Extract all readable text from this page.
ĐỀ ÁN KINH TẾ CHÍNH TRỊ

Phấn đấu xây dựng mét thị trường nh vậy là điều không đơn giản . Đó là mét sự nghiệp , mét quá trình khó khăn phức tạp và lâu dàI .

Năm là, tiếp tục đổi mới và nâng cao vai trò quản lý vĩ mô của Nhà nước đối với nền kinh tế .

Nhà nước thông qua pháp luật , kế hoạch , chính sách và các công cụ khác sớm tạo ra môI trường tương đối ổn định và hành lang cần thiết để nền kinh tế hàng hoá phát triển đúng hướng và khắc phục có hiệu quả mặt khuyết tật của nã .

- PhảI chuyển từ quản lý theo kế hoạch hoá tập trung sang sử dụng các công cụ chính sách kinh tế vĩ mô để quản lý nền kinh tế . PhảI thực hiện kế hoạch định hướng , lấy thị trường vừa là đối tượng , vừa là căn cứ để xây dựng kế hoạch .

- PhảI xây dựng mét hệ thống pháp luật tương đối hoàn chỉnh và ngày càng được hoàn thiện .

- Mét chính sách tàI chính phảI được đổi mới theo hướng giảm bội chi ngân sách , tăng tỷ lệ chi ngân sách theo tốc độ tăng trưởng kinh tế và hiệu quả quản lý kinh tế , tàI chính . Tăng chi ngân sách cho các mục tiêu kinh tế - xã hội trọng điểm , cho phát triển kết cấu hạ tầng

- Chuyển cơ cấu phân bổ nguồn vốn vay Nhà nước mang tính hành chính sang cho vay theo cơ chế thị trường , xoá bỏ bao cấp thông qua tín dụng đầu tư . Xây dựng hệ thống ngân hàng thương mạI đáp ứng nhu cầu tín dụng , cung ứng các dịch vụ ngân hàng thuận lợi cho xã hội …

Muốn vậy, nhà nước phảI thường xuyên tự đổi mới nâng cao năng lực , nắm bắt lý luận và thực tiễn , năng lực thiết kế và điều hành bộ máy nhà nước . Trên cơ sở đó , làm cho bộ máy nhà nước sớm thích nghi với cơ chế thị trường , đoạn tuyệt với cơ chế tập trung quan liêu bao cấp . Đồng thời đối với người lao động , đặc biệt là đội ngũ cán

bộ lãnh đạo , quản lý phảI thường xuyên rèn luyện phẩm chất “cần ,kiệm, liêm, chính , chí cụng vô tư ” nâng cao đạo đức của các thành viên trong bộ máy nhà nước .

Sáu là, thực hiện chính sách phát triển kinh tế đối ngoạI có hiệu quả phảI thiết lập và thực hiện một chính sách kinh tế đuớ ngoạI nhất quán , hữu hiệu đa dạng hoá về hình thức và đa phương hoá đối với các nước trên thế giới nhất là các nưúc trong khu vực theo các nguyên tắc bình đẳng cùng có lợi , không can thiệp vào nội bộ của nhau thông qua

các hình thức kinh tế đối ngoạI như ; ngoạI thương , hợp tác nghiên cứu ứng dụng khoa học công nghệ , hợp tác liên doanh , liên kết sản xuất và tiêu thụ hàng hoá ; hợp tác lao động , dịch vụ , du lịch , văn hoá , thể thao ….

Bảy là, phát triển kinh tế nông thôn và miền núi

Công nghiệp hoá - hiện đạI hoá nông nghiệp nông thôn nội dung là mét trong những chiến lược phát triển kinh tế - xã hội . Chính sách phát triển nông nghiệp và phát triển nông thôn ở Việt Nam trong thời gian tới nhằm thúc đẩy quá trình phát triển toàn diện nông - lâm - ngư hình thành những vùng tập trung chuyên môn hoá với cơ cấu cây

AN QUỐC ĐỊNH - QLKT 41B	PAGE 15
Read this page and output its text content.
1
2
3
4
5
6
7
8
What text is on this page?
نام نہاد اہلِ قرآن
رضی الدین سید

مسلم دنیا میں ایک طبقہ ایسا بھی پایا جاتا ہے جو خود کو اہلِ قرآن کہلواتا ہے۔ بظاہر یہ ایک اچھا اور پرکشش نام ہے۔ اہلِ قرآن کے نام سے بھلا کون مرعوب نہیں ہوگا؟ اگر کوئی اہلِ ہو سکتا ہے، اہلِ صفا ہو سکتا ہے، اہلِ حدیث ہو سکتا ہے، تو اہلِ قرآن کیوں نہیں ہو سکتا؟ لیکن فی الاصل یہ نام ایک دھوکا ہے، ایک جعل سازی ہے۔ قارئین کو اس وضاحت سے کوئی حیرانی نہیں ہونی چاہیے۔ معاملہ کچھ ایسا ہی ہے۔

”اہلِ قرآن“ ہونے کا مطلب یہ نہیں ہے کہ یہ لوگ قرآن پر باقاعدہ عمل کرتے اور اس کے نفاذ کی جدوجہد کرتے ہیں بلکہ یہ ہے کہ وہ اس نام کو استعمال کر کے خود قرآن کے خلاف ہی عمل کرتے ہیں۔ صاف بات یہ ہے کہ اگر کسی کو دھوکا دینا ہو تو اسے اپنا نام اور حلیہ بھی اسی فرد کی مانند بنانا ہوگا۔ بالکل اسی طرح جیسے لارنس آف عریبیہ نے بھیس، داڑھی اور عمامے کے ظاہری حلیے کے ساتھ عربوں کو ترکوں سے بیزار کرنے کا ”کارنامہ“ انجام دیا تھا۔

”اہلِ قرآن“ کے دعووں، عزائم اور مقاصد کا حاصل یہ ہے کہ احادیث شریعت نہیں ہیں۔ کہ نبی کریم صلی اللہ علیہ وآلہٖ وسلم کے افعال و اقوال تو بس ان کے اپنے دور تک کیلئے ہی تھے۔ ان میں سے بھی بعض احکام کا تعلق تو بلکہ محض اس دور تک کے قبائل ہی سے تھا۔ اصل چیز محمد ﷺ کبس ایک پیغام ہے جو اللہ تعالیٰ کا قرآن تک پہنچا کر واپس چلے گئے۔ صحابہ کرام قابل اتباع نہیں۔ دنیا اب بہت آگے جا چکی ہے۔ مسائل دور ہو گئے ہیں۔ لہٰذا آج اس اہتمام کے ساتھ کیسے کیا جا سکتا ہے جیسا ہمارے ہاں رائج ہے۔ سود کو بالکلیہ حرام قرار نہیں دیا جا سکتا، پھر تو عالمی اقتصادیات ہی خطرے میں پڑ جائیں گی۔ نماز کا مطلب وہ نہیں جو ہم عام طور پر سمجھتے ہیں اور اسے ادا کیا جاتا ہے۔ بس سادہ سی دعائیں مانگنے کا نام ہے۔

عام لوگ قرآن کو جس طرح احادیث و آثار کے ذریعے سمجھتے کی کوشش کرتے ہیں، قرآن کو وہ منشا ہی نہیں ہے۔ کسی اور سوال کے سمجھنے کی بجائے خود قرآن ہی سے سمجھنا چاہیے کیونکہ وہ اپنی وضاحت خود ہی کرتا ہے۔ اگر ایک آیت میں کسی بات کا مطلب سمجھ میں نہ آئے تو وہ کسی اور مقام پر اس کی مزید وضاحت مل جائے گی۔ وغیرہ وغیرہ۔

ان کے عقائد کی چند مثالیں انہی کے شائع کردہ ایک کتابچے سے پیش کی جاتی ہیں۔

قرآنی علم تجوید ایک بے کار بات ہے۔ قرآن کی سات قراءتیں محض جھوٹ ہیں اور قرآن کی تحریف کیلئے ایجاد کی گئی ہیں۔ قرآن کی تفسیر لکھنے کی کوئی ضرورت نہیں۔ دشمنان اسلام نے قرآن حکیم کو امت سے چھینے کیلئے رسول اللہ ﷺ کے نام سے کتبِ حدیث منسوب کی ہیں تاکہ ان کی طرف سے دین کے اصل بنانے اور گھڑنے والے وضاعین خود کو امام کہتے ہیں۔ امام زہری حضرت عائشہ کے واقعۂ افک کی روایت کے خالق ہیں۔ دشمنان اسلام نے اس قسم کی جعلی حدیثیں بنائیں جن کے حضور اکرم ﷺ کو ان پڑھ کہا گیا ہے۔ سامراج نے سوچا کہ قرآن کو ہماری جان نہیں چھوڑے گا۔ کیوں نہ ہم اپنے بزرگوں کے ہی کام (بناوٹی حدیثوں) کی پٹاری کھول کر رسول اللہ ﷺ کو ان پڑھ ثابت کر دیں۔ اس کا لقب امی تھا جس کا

Work to do -
Show every line that contains the word "thông".

Solution for this task -
Nhà nước thông qua pháp luật , kế hoạch , chính sách và các công cụ khác sớm tạo ra môI trường tương đối ổn định và hành lang cần thiết để nền kinh tế hàng hoá phát triển đúng hướng và khắc phục có hiệu quả mặt khuyết tật của nã .
- Chuyển cơ cấu phân bổ nguồn vốn vay Nhà nước mang tính hành chính sang cho vay theo cơ chế thị trường , xoá bỏ bao cấp thông qua tín dụng đầu tư . Xây dựng hệ thống ngân hàng thương mạI đáp ứng nhu cầu tín dụng , cung ứng các dịch vụ ngân hàng thuận lợi cho xã hội …
Sáu là, thực hiện chính sách phát triển kinh tế đối ngoạI có hiệu quả phảI thiết lập và thực hiện một chính sách kinh tế đuớ ngoạI nhất quán , hữu hiệu đa dạng hoá về hình thức và đa phương hoá đối với các nước trên thế giới nhất là các nưúc trong khu vực theo các nguyên tắc bình đẳng cùng có lợi , không can thiệp vào nội bộ của nhau thông qua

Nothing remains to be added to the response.